◆ Exercise task: Change every occurrence of "Methods" to "Techniques" in the items that follow, reproducing all other lines unaltered and omitting the pictures from your answer.
■ ■ ■ ■
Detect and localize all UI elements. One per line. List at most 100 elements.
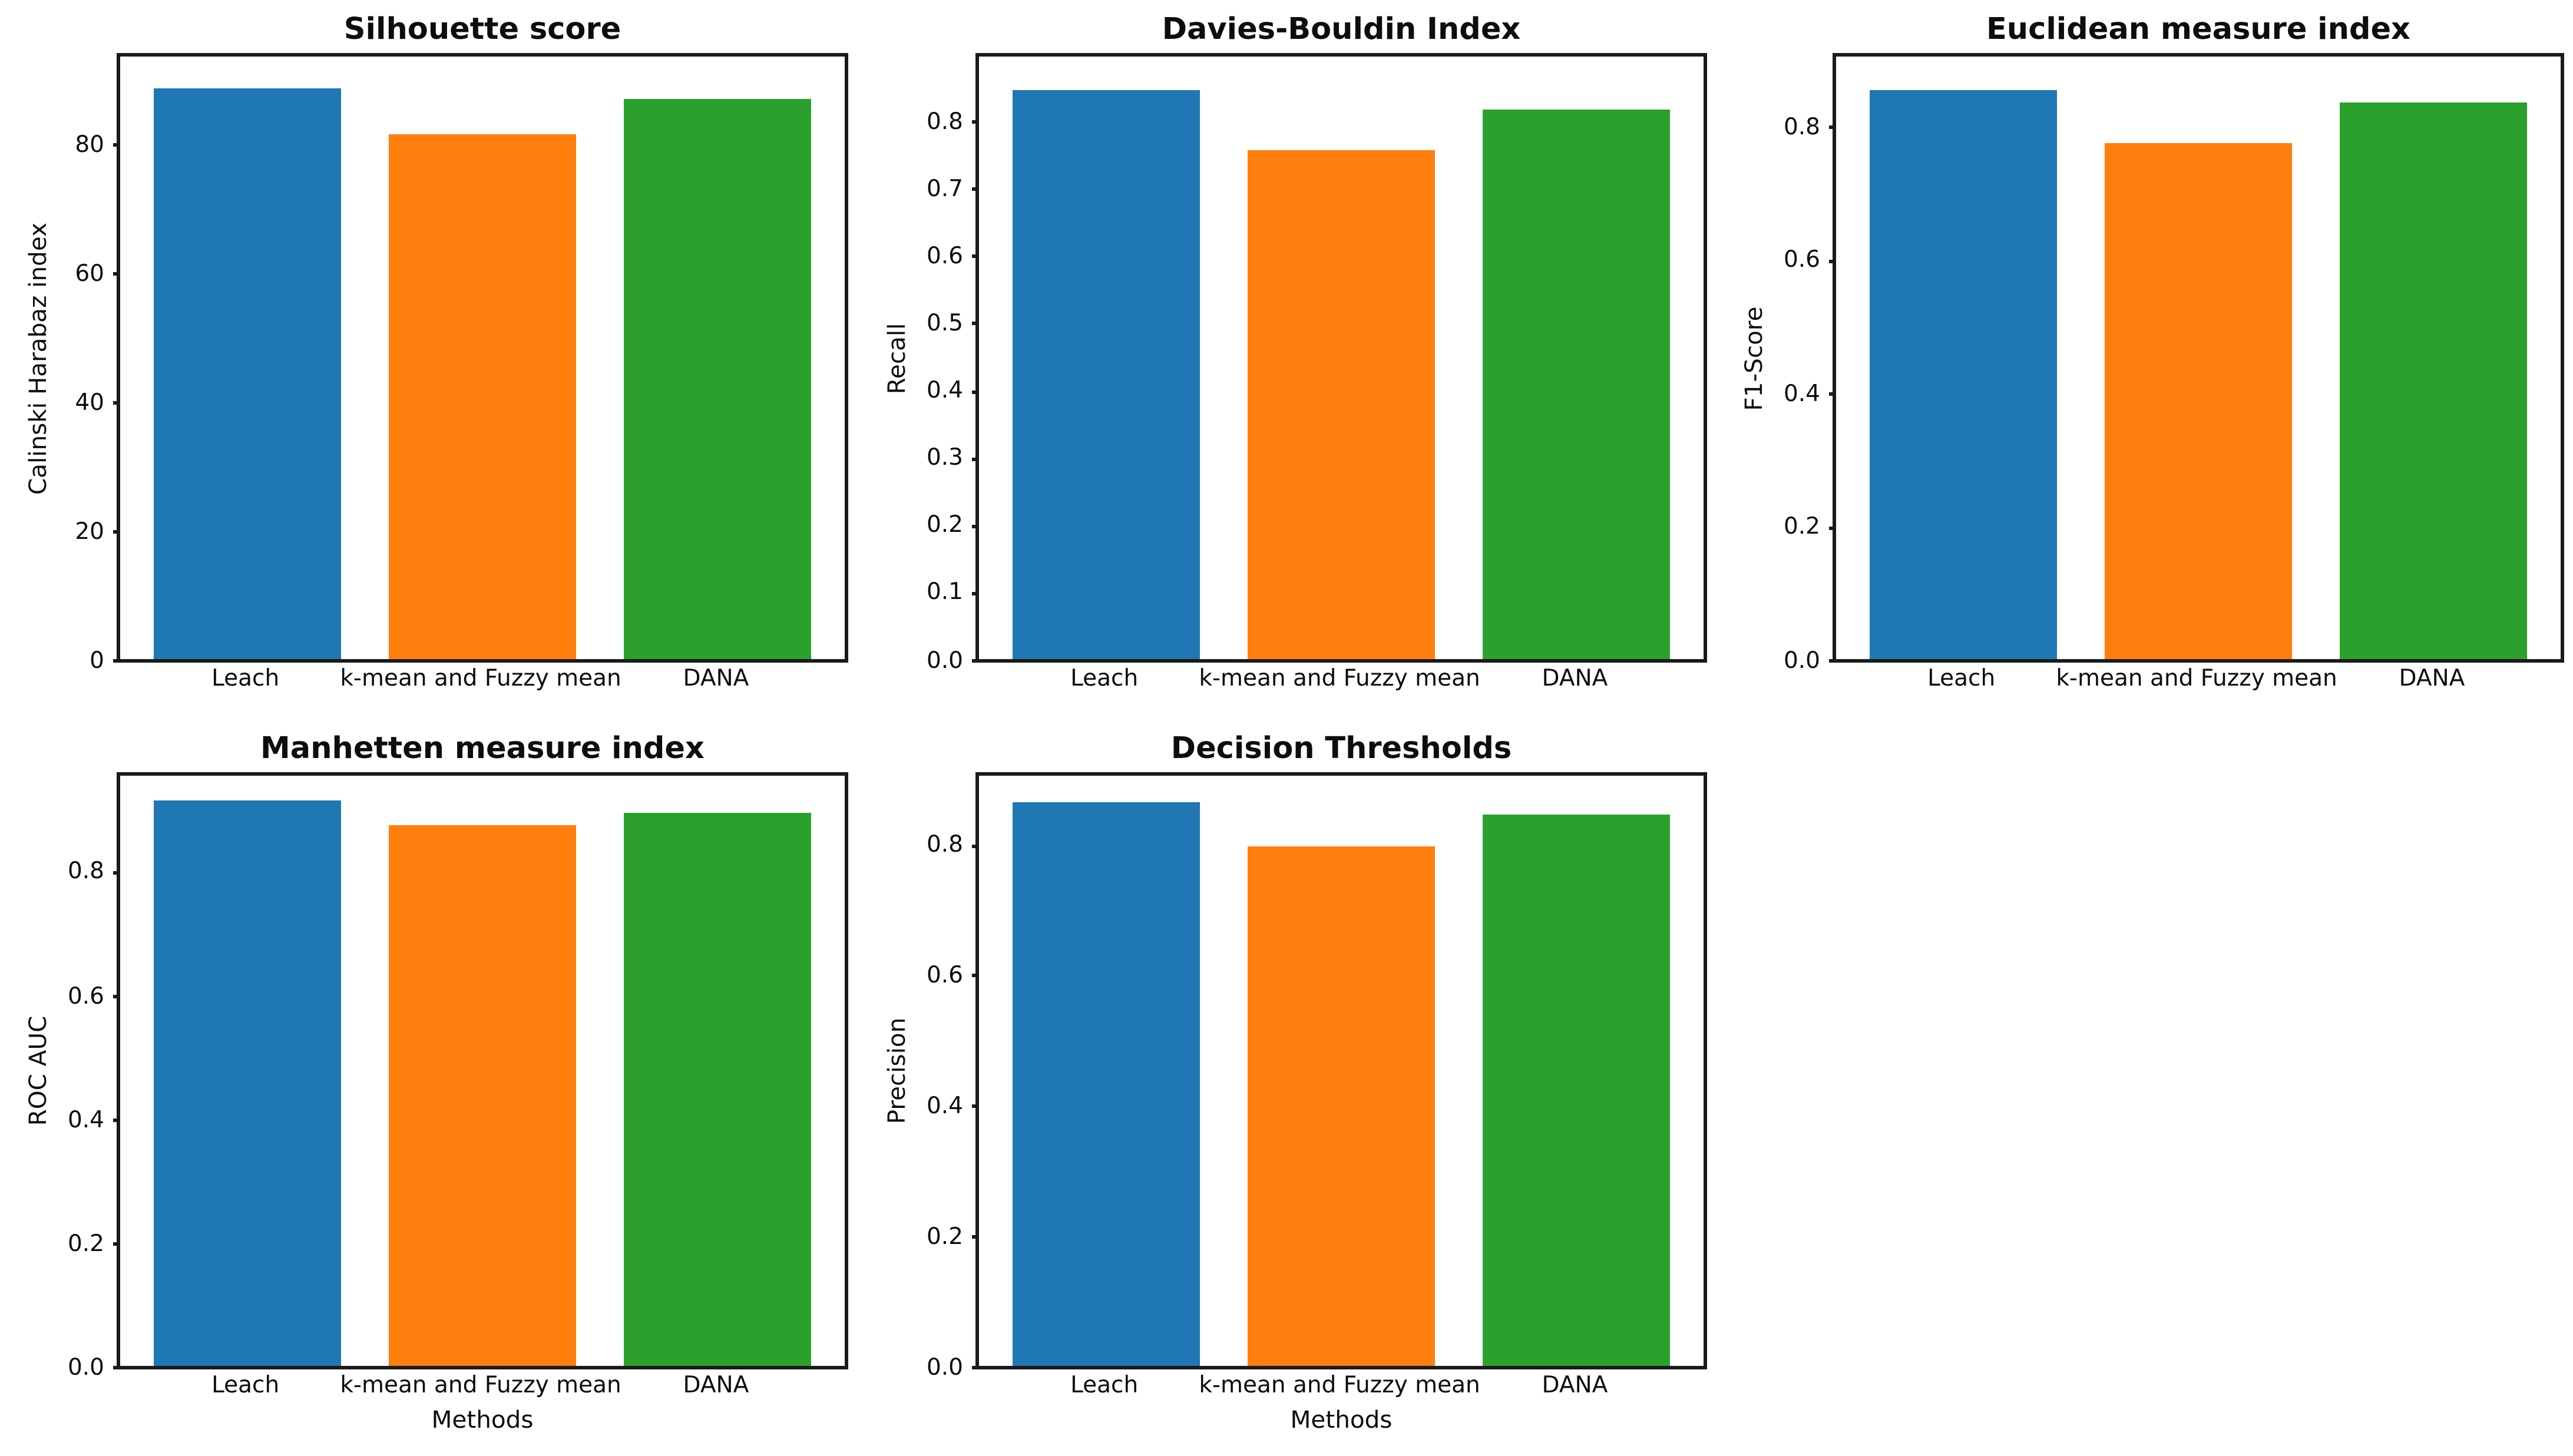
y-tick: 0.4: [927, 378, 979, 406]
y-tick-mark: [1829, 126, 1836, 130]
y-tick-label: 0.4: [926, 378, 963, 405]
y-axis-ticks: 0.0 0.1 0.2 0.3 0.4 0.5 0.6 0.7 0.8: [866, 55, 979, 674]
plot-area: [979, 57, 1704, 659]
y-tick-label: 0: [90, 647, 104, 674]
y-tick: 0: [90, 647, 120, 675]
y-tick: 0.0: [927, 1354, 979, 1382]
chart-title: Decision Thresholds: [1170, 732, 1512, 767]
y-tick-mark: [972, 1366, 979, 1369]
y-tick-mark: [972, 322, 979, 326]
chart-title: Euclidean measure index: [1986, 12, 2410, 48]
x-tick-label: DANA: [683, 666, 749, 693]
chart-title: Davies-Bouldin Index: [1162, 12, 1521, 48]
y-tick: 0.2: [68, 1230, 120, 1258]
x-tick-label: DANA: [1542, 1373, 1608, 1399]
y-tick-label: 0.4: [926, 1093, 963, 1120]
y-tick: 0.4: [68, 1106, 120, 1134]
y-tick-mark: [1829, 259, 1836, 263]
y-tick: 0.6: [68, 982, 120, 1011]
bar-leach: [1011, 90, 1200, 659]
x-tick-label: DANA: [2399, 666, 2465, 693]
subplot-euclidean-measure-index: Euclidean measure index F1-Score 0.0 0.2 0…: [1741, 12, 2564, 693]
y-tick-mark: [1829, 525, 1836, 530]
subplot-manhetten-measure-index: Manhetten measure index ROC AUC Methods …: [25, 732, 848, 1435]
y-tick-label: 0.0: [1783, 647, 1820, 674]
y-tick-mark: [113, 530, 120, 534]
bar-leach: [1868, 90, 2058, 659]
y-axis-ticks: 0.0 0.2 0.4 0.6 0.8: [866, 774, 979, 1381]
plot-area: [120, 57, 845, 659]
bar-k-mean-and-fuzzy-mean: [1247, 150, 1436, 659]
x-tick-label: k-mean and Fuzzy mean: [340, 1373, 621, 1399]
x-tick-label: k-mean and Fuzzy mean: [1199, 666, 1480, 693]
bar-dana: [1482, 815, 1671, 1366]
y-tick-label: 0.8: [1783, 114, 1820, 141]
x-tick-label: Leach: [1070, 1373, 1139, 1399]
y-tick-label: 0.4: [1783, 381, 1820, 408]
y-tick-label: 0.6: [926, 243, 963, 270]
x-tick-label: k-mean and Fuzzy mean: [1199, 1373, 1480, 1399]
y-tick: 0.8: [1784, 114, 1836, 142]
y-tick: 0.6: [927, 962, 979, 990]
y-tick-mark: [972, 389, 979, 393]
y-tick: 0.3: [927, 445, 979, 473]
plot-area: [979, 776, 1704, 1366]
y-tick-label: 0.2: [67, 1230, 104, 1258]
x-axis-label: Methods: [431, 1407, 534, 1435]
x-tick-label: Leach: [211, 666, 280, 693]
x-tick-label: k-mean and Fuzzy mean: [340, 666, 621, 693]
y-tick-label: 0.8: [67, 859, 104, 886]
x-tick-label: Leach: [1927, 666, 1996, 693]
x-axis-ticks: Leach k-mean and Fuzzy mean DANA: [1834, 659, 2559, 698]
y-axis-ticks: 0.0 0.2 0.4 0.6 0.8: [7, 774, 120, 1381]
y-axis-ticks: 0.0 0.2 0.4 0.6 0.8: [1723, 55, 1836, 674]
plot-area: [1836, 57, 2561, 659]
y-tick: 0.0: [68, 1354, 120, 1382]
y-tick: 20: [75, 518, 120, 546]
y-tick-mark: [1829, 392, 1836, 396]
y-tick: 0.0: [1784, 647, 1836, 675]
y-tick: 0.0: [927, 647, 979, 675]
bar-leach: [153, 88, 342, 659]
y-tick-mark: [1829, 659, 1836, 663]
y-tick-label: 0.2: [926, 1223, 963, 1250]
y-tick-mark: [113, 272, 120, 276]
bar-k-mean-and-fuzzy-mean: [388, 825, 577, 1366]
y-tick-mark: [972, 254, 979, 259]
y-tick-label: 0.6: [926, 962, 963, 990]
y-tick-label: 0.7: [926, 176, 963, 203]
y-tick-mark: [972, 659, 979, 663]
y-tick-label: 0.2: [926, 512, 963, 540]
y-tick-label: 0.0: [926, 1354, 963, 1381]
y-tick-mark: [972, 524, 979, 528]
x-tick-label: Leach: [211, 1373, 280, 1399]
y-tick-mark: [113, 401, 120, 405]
■ ■ ■ ■
◆ Answer in full:
Detect and localize all UI elements. One per line. List at most 100 elements.
y-tick: 0.4: [927, 378, 979, 406]
y-tick-mark: [1829, 126, 1836, 130]
y-tick-label: 0.4: [926, 378, 963, 405]
y-axis-ticks: 0.0 0.1 0.2 0.3 0.4 0.5 0.6 0.7 0.8: [866, 55, 979, 674]
plot-area: [979, 57, 1704, 659]
y-tick-label: 0: [90, 647, 104, 674]
y-tick: 0: [90, 647, 120, 675]
y-tick: 0.0: [927, 1354, 979, 1382]
chart-title: Decision Thresholds: [1170, 732, 1512, 767]
y-tick-mark: [972, 1366, 979, 1369]
y-tick-mark: [972, 322, 979, 326]
chart-title: Euclidean measure index: [1986, 12, 2410, 48]
x-tick-label: DANA: [683, 666, 749, 693]
chart-title: Davies-Bouldin Index: [1162, 12, 1521, 48]
y-tick: 0.2: [68, 1230, 120, 1258]
x-tick-label: DANA: [1542, 1373, 1608, 1399]
y-tick-label: 0.4: [926, 1093, 963, 1120]
y-tick: 0.4: [68, 1106, 120, 1134]
y-tick-mark: [1829, 259, 1836, 263]
y-tick: 0.6: [68, 982, 120, 1011]
bar-leach: [1011, 90, 1200, 659]
x-tick-label: DANA: [2399, 666, 2465, 693]
subplot-euclidean-measure-index: Euclidean measure index F1-Score 0.0 0.2 0…: [1741, 12, 2564, 693]
y-tick-mark: [1829, 525, 1836, 530]
subplot-manhetten-measure-index: Manhetten measure index ROC AUC Techniques …: [25, 732, 848, 1435]
y-tick-label: 0.0: [1783, 647, 1820, 674]
y-tick-mark: [113, 530, 120, 534]
bar-leach: [1868, 90, 2058, 659]
y-axis-ticks: 0.0 0.2 0.4 0.6 0.8: [866, 774, 979, 1381]
plot-area: [120, 57, 845, 659]
bar-k-mean-and-fuzzy-mean: [1247, 150, 1436, 659]
x-tick-label: k-mean and Fuzzy mean: [340, 1373, 621, 1399]
x-tick-label: k-mean and Fuzzy mean: [1199, 666, 1480, 693]
bar-dana: [1482, 815, 1671, 1366]
y-tick-label: 0.8: [1783, 114, 1820, 141]
x-tick-label: Leach: [1070, 1373, 1139, 1399]
y-tick-label: 0.4: [1783, 381, 1820, 408]
y-tick-label: 0.6: [926, 243, 963, 270]
x-tick-label: k-mean and Fuzzy mean: [1199, 1373, 1480, 1399]
y-tick: 0.8: [1784, 114, 1836, 142]
y-tick: 0.6: [927, 962, 979, 990]
y-tick-mark: [972, 389, 979, 393]
y-tick: 0.3: [927, 445, 979, 473]
plot-area: [979, 776, 1704, 1366]
y-tick-label: 0.2: [67, 1230, 104, 1258]
x-axis-label: Techniques: [431, 1407, 534, 1435]
x-tick-label: Leach: [211, 666, 280, 693]
x-tick-label: k-mean and Fuzzy mean: [340, 666, 621, 693]
y-tick-label: 0.8: [67, 859, 104, 886]
x-tick-label: Leach: [1927, 666, 1996, 693]
x-axis-ticks: Leach k-mean and Fuzzy mean DANA: [1834, 659, 2559, 698]
y-axis-ticks: 0.0 0.2 0.4 0.6 0.8: [7, 774, 120, 1381]
y-axis-ticks: 0.0 0.2 0.4 0.6 0.8: [1723, 55, 1836, 674]
plot-area: [1836, 57, 2561, 659]
y-tick: 0.0: [68, 1354, 120, 1382]
y-tick: 20: [75, 518, 120, 546]
y-tick-mark: [1829, 392, 1836, 396]
y-tick: 0.0: [1784, 647, 1836, 675]
y-tick: 0.0: [927, 647, 979, 675]
bar-leach: [153, 88, 342, 659]
y-tick-mark: [1829, 659, 1836, 663]
y-tick-label: 0.2: [926, 1223, 963, 1250]
y-tick-mark: [113, 272, 120, 276]
bar-k-mean-and-fuzzy-mean: [388, 825, 577, 1366]
y-tick-mark: [972, 254, 979, 259]
y-tick-label: 0.6: [926, 962, 963, 990]
y-tick-label: 0.7: [926, 176, 963, 203]
y-tick-mark: [972, 659, 979, 663]
y-tick-label: 0.2: [926, 512, 963, 540]
y-tick-label: 0.0: [926, 1354, 963, 1381]
y-tick-mark: [972, 524, 979, 528]
x-tick-label: Leach: [211, 1373, 280, 1399]
y-tick-mark: [113, 401, 120, 405]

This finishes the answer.